▶ _Exercise inputs_
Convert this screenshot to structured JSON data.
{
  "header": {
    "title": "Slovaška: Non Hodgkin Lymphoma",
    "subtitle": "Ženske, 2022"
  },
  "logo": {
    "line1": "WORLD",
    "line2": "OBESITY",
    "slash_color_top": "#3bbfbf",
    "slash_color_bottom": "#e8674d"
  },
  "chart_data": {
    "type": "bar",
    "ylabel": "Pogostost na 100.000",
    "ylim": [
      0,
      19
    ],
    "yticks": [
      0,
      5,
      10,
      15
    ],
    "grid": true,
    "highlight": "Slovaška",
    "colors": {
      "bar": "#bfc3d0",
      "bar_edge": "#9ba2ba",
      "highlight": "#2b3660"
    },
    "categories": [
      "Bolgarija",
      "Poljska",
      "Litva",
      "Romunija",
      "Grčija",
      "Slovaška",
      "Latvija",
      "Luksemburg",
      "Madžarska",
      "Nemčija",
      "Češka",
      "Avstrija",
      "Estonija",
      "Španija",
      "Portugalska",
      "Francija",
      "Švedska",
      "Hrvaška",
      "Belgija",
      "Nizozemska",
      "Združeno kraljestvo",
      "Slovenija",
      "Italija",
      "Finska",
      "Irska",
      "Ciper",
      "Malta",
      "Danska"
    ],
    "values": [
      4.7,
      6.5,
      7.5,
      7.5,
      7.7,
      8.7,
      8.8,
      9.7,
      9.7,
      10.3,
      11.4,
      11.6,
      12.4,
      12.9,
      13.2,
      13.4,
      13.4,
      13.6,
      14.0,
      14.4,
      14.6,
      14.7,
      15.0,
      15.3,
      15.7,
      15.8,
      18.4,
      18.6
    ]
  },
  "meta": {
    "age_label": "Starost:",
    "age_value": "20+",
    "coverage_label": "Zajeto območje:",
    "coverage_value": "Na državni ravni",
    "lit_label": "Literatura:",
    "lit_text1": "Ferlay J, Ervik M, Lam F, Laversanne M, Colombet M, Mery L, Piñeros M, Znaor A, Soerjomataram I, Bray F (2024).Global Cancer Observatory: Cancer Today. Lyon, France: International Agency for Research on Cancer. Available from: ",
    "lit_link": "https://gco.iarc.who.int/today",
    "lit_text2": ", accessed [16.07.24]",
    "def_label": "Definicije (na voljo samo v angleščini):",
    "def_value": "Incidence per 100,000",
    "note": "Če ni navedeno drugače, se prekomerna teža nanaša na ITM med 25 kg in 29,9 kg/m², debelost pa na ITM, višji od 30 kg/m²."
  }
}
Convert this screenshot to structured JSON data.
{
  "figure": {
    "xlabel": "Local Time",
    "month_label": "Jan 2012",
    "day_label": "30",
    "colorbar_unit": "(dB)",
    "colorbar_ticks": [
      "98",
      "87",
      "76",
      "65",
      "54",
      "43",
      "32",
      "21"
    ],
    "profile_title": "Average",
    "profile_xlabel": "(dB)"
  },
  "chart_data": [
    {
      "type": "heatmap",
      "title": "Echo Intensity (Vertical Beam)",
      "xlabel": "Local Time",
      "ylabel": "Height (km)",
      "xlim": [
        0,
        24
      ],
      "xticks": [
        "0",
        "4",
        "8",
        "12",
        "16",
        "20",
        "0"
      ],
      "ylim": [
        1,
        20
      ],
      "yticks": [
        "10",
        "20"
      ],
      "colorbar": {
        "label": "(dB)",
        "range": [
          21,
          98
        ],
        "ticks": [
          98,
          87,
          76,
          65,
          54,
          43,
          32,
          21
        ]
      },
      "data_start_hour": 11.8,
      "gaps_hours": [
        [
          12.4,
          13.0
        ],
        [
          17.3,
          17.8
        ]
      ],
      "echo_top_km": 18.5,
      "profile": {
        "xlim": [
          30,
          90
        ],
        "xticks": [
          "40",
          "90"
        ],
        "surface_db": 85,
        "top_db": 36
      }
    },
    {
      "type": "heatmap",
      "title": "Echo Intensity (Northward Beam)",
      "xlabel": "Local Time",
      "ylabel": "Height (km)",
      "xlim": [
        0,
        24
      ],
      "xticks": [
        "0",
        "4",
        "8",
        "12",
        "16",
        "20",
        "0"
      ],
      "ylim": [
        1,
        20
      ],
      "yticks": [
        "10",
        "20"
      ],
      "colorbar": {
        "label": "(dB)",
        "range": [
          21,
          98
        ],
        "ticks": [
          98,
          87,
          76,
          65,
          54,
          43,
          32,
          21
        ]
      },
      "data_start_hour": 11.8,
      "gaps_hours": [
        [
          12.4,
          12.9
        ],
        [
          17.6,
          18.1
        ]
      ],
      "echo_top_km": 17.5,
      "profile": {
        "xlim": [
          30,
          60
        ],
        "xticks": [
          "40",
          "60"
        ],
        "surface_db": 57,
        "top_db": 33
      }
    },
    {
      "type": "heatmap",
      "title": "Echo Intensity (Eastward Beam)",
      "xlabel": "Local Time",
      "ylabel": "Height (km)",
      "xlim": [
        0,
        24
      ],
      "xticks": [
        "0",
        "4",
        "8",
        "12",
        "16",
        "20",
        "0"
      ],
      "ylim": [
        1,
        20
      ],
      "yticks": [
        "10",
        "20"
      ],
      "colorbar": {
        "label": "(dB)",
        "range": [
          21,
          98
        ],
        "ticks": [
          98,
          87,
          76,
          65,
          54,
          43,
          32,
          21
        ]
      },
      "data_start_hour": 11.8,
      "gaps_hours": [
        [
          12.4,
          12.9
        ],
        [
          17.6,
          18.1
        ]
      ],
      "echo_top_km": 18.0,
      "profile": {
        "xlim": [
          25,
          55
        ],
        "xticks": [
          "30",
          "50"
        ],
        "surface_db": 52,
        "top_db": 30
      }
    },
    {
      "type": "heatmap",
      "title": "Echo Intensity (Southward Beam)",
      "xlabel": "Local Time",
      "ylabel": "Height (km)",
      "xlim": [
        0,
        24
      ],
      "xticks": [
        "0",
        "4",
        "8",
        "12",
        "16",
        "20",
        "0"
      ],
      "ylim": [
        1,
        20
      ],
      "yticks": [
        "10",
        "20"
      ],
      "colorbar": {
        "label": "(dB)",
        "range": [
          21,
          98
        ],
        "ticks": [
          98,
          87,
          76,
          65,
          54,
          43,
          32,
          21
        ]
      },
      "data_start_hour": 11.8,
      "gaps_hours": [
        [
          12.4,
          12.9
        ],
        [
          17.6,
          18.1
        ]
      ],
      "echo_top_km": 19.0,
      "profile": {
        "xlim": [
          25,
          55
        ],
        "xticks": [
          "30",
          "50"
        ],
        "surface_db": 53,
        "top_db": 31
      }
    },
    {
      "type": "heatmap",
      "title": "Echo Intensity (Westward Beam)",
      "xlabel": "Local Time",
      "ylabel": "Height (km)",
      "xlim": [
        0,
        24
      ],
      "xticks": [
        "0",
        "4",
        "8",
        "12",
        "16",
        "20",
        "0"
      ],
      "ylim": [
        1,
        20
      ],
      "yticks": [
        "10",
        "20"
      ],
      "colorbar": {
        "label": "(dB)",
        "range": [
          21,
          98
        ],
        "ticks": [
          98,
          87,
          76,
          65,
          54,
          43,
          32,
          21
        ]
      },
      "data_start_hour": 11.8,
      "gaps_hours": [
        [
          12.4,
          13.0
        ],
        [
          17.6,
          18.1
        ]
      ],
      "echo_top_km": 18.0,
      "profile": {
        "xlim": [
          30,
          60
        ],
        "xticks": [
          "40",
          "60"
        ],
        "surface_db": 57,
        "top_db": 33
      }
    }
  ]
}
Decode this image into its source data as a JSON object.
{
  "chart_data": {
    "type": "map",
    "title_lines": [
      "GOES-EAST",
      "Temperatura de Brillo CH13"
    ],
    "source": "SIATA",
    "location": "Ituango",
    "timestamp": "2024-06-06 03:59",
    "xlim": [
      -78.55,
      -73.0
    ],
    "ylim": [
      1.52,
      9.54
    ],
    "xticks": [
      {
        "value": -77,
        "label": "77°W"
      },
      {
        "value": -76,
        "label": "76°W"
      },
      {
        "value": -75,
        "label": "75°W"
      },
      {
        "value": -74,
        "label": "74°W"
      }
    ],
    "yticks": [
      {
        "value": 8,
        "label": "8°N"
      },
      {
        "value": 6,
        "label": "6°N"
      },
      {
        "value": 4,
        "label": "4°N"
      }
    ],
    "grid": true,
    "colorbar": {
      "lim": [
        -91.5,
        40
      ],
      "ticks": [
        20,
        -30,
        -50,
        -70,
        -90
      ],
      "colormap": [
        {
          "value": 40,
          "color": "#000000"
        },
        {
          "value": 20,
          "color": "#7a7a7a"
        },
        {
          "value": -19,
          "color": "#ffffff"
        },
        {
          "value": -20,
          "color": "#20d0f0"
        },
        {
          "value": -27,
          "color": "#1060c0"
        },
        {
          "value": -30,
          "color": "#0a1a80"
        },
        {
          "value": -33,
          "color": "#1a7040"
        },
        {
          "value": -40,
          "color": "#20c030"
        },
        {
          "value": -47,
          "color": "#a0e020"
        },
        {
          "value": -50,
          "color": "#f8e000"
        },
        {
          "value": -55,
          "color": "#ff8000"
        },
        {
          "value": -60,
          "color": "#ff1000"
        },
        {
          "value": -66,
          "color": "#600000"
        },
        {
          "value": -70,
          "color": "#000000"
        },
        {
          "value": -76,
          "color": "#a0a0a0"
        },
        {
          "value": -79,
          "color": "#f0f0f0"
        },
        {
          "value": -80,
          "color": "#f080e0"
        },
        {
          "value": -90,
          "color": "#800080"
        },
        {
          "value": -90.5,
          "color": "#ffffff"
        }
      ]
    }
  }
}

▶ _Exercise task_
Pull every line containing "Intensity" from the material above.

▶ _Task answer_
      "title": "Echo Intensity (Vertical Beam)",
      "title": "Echo Intensity (Northward Beam)",
      "title": "Echo Intensity (Eastward Beam)",
      "title": "Echo Intensity (Southward Beam)",
      "title": "Echo Intensity (Westward Beam)",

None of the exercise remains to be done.